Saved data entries
'''

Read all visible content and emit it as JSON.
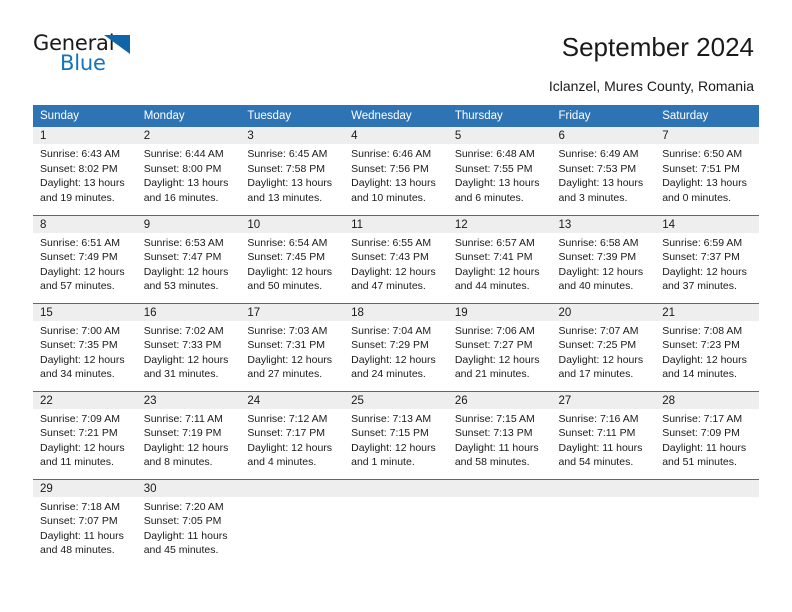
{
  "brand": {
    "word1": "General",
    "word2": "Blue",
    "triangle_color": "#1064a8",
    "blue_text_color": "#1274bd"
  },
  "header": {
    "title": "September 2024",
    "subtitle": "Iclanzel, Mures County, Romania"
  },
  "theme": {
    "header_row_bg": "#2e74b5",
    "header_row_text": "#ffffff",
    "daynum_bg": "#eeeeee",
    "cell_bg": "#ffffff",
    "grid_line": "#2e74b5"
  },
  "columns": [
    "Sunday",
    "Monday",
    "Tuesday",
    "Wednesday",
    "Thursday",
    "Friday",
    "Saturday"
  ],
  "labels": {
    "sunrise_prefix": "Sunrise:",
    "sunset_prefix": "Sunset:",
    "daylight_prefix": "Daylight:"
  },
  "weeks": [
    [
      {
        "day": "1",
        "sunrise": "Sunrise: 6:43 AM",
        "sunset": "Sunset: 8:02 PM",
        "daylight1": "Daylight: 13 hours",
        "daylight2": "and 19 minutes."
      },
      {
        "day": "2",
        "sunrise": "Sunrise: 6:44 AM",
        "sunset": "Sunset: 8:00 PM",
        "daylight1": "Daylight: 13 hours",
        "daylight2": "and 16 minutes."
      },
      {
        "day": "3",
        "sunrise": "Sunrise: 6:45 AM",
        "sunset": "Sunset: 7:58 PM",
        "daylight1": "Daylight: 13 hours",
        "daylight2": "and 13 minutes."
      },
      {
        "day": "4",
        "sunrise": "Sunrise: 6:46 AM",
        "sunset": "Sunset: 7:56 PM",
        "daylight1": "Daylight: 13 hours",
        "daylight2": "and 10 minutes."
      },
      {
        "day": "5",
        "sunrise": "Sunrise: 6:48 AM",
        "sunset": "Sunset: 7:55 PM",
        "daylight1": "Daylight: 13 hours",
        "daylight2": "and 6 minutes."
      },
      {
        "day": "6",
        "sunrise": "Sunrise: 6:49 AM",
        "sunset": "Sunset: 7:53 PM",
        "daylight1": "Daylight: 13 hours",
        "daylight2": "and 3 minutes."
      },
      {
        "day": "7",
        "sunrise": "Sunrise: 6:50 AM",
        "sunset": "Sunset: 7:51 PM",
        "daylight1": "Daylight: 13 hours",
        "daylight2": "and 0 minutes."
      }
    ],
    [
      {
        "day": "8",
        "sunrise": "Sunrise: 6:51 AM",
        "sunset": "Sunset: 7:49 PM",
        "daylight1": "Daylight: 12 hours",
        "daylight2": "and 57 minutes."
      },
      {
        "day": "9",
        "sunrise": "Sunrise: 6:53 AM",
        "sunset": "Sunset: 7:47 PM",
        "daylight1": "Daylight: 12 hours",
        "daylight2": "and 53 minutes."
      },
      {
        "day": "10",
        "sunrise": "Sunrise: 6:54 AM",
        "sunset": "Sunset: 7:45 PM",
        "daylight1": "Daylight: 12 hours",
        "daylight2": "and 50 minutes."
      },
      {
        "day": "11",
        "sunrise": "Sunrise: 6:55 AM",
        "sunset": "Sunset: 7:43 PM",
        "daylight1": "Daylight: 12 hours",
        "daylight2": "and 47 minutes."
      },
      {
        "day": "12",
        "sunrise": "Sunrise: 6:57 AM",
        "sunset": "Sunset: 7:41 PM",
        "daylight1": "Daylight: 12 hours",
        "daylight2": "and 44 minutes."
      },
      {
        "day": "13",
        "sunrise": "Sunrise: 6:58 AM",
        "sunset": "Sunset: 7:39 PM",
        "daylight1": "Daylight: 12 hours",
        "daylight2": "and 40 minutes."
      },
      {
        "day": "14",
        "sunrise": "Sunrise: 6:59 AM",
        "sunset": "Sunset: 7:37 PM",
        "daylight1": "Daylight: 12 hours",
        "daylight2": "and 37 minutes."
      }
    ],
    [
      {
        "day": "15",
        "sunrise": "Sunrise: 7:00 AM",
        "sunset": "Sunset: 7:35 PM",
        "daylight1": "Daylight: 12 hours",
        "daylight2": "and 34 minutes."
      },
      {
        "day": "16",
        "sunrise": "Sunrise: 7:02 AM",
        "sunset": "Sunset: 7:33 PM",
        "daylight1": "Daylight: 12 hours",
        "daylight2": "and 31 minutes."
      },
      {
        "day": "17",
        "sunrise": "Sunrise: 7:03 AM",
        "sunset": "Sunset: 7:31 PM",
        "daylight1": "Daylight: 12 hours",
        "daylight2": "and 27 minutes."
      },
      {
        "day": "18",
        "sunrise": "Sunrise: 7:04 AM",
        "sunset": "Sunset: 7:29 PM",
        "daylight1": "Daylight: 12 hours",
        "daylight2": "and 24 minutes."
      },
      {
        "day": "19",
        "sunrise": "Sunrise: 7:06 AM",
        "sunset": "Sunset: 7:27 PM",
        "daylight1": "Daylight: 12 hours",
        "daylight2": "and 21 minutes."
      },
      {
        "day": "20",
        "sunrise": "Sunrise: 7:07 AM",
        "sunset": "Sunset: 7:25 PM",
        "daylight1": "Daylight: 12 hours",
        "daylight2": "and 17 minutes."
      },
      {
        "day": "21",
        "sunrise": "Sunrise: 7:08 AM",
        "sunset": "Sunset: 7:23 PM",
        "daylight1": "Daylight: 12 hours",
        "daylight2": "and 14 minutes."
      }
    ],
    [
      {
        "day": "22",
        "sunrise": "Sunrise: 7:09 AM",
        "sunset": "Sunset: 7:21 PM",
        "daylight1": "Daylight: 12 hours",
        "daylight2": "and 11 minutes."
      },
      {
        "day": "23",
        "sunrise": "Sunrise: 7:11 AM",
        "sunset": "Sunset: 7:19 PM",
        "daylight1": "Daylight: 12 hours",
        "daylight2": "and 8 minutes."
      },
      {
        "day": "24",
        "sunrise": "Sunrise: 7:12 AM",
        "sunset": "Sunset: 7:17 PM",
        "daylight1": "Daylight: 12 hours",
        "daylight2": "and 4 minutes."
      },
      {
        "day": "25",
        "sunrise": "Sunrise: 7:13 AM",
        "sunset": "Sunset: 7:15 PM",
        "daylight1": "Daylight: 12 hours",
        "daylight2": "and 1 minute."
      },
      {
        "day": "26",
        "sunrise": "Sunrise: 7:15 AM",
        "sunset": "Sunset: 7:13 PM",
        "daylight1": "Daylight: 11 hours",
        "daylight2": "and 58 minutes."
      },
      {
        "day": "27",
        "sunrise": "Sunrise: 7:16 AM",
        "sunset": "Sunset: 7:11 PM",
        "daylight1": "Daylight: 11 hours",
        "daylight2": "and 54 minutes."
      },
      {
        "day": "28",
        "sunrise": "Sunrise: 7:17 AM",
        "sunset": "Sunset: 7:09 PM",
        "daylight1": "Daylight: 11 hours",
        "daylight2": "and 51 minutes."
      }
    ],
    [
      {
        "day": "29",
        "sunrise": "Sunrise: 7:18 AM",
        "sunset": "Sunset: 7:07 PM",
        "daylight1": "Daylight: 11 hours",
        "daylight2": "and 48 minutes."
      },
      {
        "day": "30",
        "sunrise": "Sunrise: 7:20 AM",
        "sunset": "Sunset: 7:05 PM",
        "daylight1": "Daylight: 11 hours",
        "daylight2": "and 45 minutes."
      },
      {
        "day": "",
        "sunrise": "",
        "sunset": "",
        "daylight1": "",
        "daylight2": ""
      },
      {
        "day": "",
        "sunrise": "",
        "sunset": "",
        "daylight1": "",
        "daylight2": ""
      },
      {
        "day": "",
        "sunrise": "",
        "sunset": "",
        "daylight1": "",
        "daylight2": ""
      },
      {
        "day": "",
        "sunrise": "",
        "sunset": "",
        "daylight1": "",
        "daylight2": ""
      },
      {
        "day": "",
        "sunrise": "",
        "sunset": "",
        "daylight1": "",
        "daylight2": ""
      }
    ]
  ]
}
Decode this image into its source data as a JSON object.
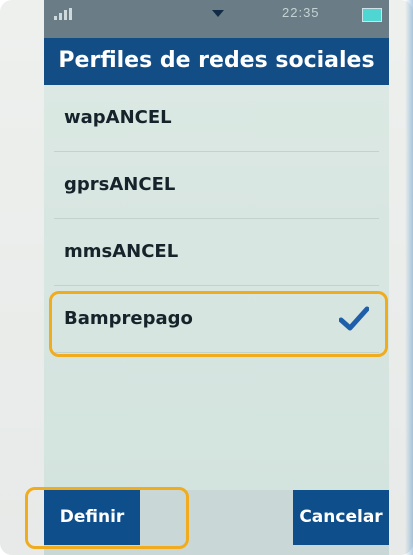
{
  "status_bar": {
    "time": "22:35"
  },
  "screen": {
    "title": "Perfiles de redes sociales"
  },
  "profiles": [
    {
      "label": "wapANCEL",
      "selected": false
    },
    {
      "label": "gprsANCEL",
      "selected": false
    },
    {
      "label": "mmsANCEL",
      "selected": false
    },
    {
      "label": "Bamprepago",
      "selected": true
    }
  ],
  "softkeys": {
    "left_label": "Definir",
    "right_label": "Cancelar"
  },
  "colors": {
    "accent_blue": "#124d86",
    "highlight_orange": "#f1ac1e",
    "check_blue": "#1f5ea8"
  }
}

'''

Goal
Beginning at the line that contains "Decode this image", retype each line of the data above through the very last one. Do not retype the pictures.

Task result
Decode this image into its source data as a JSON object.
{
  "status_bar": {
    "time": "22:35"
  },
  "screen": {
    "title": "Perfiles de redes sociales"
  },
  "profiles": [
    {
      "label": "wapANCEL",
      "selected": false
    },
    {
      "label": "gprsANCEL",
      "selected": false
    },
    {
      "label": "mmsANCEL",
      "selected": false
    },
    {
      "label": "Bamprepago",
      "selected": true
    }
  ],
  "softkeys": {
    "left_label": "Definir",
    "right_label": "Cancelar"
  },
  "colors": {
    "accent_blue": "#124d86",
    "highlight_orange": "#f1ac1e",
    "check_blue": "#1f5ea8"
  }
}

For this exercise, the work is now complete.